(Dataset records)
>> BEGIN

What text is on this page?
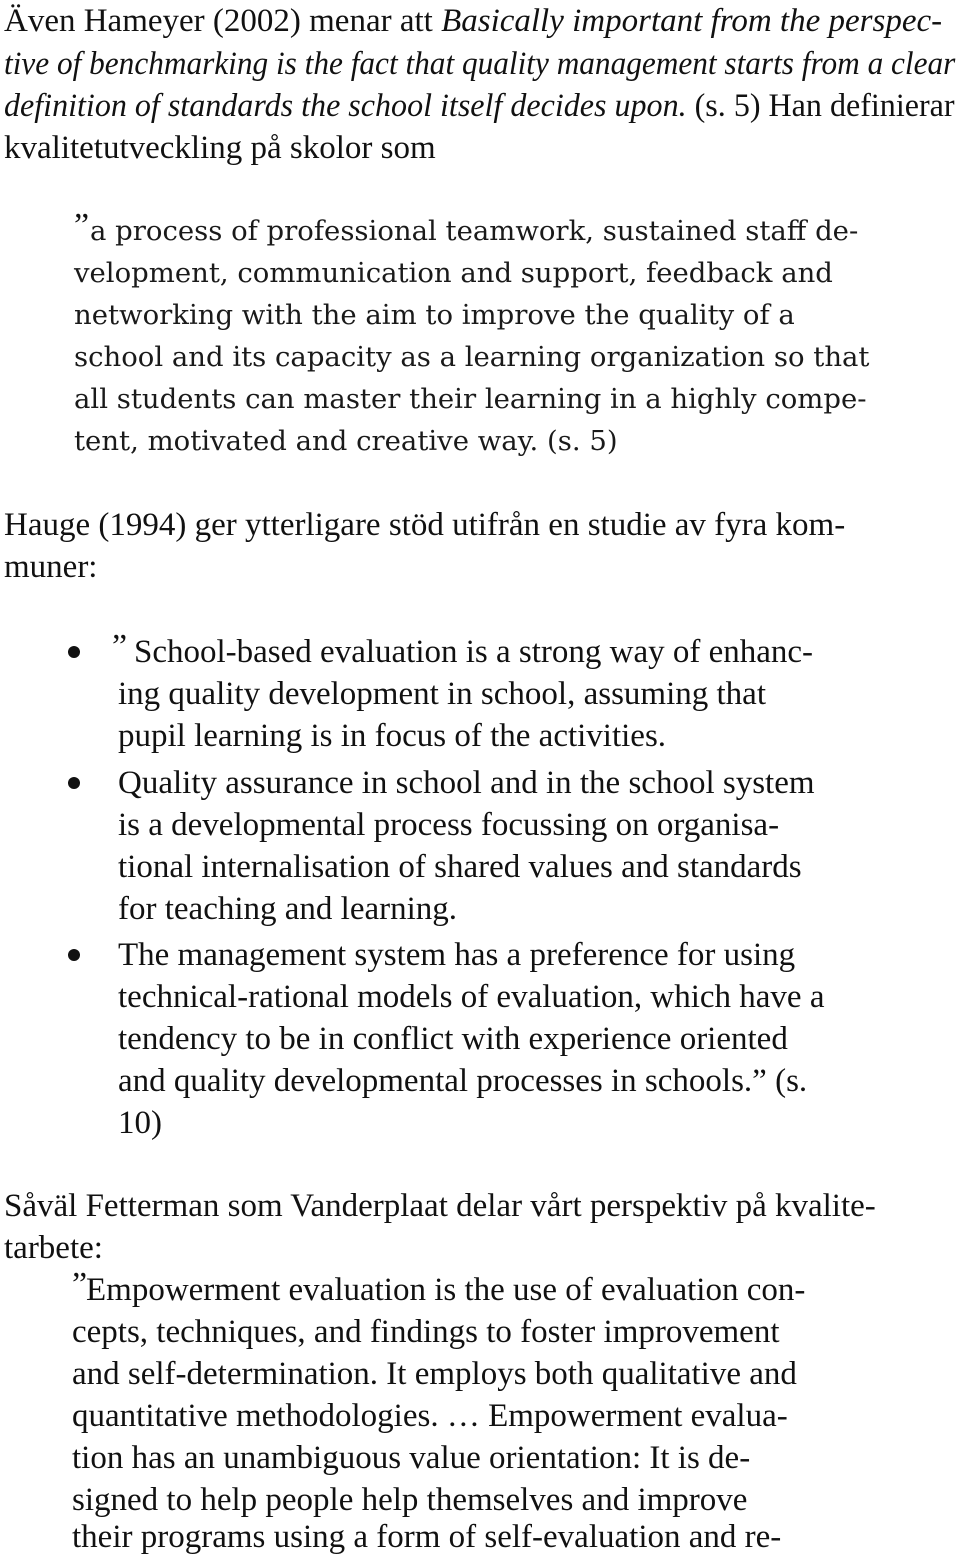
Även Hameyer (2002) menar att Basically important from the perspec-

tive of benchmarking is the fact that quality management starts from a clear

definition of standards the school itself decides upon. (s. 5) Han definierar

kvalitetutveckling på skolor som

” a process of professional teamwork, sustained staff de-

velopment, communication and support, feedback and

networking with the aim to improve the quality of a

school and its capacity as a learning organization so that

all students can master their learning in a highly compe-

tent, motivated and creative way. (s. 5)

Hauge (1994) ger ytterligare stöd utifrån en studie av fyra kom-

muner:

” School-based evaluation is a strong way of enhanc-

ing quality development in school, assuming that

pupil learning is in focus of the activities.

Quality assurance in school and in the school system

is a developmental process focussing on organisa-

tional internalisation of shared values and standards

for teaching and learning.

The management system has a preference for using

technical-rational models of evaluation, which have a

tendency to be in conflict with experience oriented

and quality developmental processes in schools.” (s.

10)

Såväl Fetterman som Vanderplaat delar vårt perspektiv på kvalite-

tarbete:

”

Empowerment evaluation is the use of evaluation con-

cepts, techniques, and findings to foster improvement

and self-determination. It employs both qualitative and

quantitative methodologies. … Empowerment evalua-

tion has an unambiguous value orientation: It is de-

signed to help people help themselves and improve

their programs using a form of self-evaluation and re-
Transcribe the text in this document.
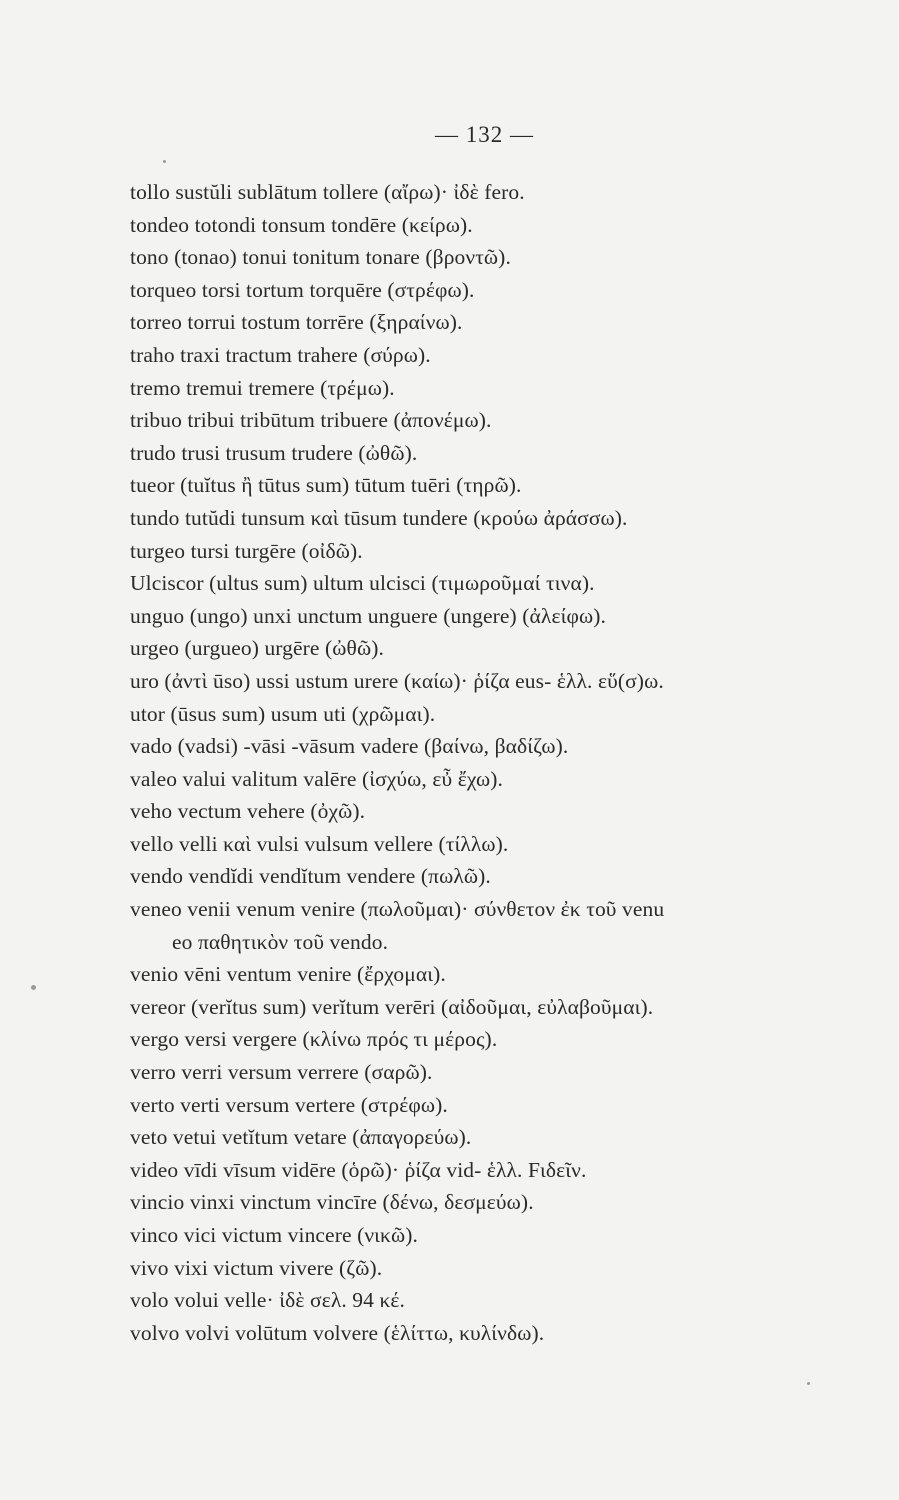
— 132 —
tollo sustŭli sublātum tollere (αἴρω)· ἰδὲ fero.
tondeo totondi tonsum tondēre (κείρω).
tono (tonao) tonui tonitum tonare (βροντῶ).
torqueo torsi tortum torquēre (στρέφω).
torreo torrui tostum torrēre (ξηραίνω).
traho traxi tractum trahere (σύρω).
tremo tremui tremere (τρέμω).
tribuo tribui tribūtum tribuere (ἀπονέμω).
trudo trusi trusum trudere (ὠθῶ).
tueor (tuĭtus ἢ tūtus sum) tūtum tuēri (τηρῶ).
tundo tutŭdi tunsum καὶ tūsum tundere (κρούω ἀράσσω).
turgeo tursi turgēre (οἰδῶ).
Ulciscor (ultus sum) ultum ulcisci (τιμωροῦμαί τινα).
unguo (ungo) unxi unctum unguere (ungere) (ἀλείφω).
urgeo (urgueo) urgēre (ὠθῶ).
uro (ἀντὶ ūso) ussi ustum urere (καίω)· ῥίζα eus- ἑλλ. εὕ(σ)ω.
utor (ūsus sum) usum uti (χρῶμαι).
vado (vadsi) -vāsi -vāsum vadere (βαίνω, βαδίζω).
valeo valui valitum valēre (ἰσχύω, εὖ ἔχω).
veho vectum vehere (ὀχῶ).
vello velli καὶ vulsi vulsum vellere (τίλλω).
vendo vendĭdi vendĭtum vendere (πωλῶ).
veneo venii venum venire (πωλοῦμαι)· σύνθετον ἐκ τοῦ venu
eo παθητικὸν τοῦ vendo.
venio vēni ventum venire (ἔρχομαι).
vereor (verĭtus sum) verĭtum verēri (αἰδοῦμαι, εὐλαβοῦμαι).
vergo versi vergere (κλίνω πρός τι μέρος).
verro verri versum verrere (σαρῶ).
verto verti versum vertere (στρέφω).
veto vetui vetĭtum vetare (ἀπαγορεύω).
video vīdi vīsum vidēre (ὁρῶ)· ῥίζα vid- ἑλλ. Fιδεῖν.
vincio vinxi vinctum vincīre (δένω, δεσμεύω).
vinco vici victum vincere (νικῶ).
vivo vixi victum vivere (ζῶ).
volo volui velle· ἰδὲ σελ. 94 κέ.
volvo volvi volūtum volvere (ἑλίττω, κυλίνδω).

>> END

Exercise brief: Read the entries and select each line where the word "using" is found.

Full response:
The management system has a preference for using
their programs using a form of self-evaluation and re-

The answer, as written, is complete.